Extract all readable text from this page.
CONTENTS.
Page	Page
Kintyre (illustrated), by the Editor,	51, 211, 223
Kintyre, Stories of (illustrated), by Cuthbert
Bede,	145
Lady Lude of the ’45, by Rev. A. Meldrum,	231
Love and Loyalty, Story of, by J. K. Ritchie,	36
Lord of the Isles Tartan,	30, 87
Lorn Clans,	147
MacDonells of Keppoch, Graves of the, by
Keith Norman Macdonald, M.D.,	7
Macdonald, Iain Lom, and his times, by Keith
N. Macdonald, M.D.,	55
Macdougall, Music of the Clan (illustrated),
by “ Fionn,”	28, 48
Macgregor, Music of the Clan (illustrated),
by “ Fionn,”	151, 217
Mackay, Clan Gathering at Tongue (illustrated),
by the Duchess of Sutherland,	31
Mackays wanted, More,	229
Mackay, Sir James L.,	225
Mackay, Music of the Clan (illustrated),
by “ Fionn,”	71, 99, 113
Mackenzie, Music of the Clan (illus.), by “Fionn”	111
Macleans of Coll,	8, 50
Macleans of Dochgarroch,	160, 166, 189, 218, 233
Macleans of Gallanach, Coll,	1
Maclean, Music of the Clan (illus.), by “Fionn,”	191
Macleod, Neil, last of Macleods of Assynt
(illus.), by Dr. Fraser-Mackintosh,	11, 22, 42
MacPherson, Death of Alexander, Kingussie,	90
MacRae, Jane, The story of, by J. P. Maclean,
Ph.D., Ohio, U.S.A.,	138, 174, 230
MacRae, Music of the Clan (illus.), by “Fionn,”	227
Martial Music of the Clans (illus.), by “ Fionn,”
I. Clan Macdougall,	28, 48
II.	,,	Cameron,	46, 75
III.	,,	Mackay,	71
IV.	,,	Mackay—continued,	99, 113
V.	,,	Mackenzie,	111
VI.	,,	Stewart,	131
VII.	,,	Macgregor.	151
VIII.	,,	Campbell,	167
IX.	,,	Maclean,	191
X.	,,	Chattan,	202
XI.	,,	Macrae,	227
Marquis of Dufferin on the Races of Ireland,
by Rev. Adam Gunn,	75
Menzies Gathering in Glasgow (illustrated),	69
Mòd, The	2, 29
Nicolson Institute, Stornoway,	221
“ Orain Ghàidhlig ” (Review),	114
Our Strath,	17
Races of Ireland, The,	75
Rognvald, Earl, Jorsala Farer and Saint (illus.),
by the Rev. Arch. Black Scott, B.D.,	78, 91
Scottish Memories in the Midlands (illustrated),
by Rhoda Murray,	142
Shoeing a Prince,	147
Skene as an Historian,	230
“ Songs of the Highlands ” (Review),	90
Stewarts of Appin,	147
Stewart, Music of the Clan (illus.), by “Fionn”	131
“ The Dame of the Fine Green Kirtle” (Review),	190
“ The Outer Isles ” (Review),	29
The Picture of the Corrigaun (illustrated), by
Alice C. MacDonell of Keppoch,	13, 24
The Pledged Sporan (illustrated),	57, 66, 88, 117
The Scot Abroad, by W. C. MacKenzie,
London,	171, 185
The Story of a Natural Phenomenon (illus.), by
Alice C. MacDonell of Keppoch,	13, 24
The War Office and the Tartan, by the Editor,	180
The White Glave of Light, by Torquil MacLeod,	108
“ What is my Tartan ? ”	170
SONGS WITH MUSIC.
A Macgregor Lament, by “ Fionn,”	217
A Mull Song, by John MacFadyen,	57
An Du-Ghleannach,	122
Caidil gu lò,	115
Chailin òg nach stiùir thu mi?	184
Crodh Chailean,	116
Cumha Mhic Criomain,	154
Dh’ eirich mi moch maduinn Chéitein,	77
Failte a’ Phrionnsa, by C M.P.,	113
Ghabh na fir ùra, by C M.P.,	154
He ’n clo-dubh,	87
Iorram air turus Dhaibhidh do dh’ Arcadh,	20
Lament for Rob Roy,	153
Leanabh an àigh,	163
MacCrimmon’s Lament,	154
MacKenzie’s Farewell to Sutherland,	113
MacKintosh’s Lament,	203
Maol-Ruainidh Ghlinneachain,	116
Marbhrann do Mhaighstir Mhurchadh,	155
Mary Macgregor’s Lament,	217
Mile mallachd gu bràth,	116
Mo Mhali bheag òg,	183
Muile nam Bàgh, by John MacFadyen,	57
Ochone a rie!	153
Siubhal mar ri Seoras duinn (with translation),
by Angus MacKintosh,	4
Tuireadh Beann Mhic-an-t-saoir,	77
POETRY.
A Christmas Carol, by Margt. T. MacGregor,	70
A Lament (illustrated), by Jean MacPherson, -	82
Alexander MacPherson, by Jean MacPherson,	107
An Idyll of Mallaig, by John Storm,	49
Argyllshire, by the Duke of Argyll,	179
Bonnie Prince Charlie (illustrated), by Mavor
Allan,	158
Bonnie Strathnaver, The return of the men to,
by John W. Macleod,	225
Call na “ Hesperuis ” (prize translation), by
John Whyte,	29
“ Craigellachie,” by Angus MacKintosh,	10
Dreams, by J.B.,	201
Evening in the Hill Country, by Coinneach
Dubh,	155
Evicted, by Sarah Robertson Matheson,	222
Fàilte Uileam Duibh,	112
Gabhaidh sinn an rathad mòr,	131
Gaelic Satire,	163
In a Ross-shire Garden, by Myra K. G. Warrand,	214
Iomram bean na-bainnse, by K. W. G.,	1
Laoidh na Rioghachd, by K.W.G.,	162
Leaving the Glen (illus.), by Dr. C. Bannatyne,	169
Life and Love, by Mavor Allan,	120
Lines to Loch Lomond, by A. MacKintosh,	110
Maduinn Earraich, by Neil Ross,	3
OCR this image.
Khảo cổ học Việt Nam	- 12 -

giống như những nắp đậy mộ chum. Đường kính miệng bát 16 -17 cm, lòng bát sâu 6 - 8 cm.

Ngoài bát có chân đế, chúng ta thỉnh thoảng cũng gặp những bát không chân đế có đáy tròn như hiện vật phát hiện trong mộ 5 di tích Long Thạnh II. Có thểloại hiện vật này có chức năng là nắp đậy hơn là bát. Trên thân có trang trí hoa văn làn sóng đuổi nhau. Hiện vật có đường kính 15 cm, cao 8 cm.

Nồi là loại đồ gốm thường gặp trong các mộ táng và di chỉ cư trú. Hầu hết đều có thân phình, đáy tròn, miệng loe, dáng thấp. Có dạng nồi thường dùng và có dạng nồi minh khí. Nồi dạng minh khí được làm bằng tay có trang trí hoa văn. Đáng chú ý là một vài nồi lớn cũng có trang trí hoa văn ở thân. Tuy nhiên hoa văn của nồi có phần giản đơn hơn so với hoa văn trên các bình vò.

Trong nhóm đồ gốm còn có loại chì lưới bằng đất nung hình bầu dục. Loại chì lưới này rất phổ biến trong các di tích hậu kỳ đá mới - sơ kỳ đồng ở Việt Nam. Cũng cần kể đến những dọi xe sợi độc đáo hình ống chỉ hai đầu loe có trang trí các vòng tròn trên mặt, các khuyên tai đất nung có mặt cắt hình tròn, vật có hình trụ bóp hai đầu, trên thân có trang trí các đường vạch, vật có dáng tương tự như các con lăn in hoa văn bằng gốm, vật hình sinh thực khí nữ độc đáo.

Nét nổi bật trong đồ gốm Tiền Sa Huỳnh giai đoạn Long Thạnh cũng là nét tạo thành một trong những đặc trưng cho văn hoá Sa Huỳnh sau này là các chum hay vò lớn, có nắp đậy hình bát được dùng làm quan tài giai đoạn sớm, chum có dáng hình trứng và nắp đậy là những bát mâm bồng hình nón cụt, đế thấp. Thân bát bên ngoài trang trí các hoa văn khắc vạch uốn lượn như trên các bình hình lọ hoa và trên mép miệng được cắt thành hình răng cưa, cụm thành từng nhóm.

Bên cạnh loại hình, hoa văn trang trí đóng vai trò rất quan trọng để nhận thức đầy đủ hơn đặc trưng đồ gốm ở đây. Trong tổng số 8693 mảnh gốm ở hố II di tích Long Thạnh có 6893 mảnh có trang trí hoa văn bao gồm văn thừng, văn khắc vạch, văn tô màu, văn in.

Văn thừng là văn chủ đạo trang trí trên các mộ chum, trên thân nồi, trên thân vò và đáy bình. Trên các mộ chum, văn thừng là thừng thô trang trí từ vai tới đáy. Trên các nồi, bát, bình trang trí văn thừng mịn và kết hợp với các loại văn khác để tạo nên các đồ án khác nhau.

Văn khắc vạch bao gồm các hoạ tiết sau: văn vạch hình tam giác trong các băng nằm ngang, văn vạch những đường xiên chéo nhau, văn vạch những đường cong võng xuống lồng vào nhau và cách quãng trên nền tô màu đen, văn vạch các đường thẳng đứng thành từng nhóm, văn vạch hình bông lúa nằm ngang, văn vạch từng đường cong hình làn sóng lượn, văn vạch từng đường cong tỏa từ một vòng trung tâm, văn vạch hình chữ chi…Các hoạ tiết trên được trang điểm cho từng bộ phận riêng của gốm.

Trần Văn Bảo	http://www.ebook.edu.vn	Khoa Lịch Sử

* **Exercise brief**: Gather up every line in the data above that contains the word "MacPherson", copying each one.

* **Full output**:
MacPherson, Death of Alexander, Kingussie,	90
A Lament (illustrated), by Jean MacPherson, -	82
Alexander MacPherson, by Jean MacPherson,	107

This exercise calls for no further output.